Your objective:
Gather up all lines that carry the word "zpracování".

---- Material provided

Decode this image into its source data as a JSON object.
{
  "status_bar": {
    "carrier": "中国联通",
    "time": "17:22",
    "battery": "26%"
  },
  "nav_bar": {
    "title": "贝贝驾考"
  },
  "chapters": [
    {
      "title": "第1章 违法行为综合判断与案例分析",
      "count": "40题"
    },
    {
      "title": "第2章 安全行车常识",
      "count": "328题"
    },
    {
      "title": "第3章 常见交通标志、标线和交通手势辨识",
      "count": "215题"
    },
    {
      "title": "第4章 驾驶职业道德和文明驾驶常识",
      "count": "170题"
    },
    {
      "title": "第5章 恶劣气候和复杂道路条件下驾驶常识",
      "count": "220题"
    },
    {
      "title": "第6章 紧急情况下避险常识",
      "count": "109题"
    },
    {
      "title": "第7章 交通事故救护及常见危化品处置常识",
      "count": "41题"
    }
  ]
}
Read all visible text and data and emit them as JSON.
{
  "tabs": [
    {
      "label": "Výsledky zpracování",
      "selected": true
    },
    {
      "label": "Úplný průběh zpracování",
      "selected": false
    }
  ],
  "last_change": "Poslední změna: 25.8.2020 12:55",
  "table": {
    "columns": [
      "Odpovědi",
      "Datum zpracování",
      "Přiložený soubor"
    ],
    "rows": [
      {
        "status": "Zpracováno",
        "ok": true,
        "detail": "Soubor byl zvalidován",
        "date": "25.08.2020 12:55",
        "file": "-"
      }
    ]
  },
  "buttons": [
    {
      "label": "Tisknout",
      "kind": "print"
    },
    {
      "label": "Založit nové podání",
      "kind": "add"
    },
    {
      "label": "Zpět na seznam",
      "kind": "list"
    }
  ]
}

--------

Exercise answer:
      "label": "Výsledky zpracování",
      "label": "Úplný průběh zpracování",
      "Datum zpracování",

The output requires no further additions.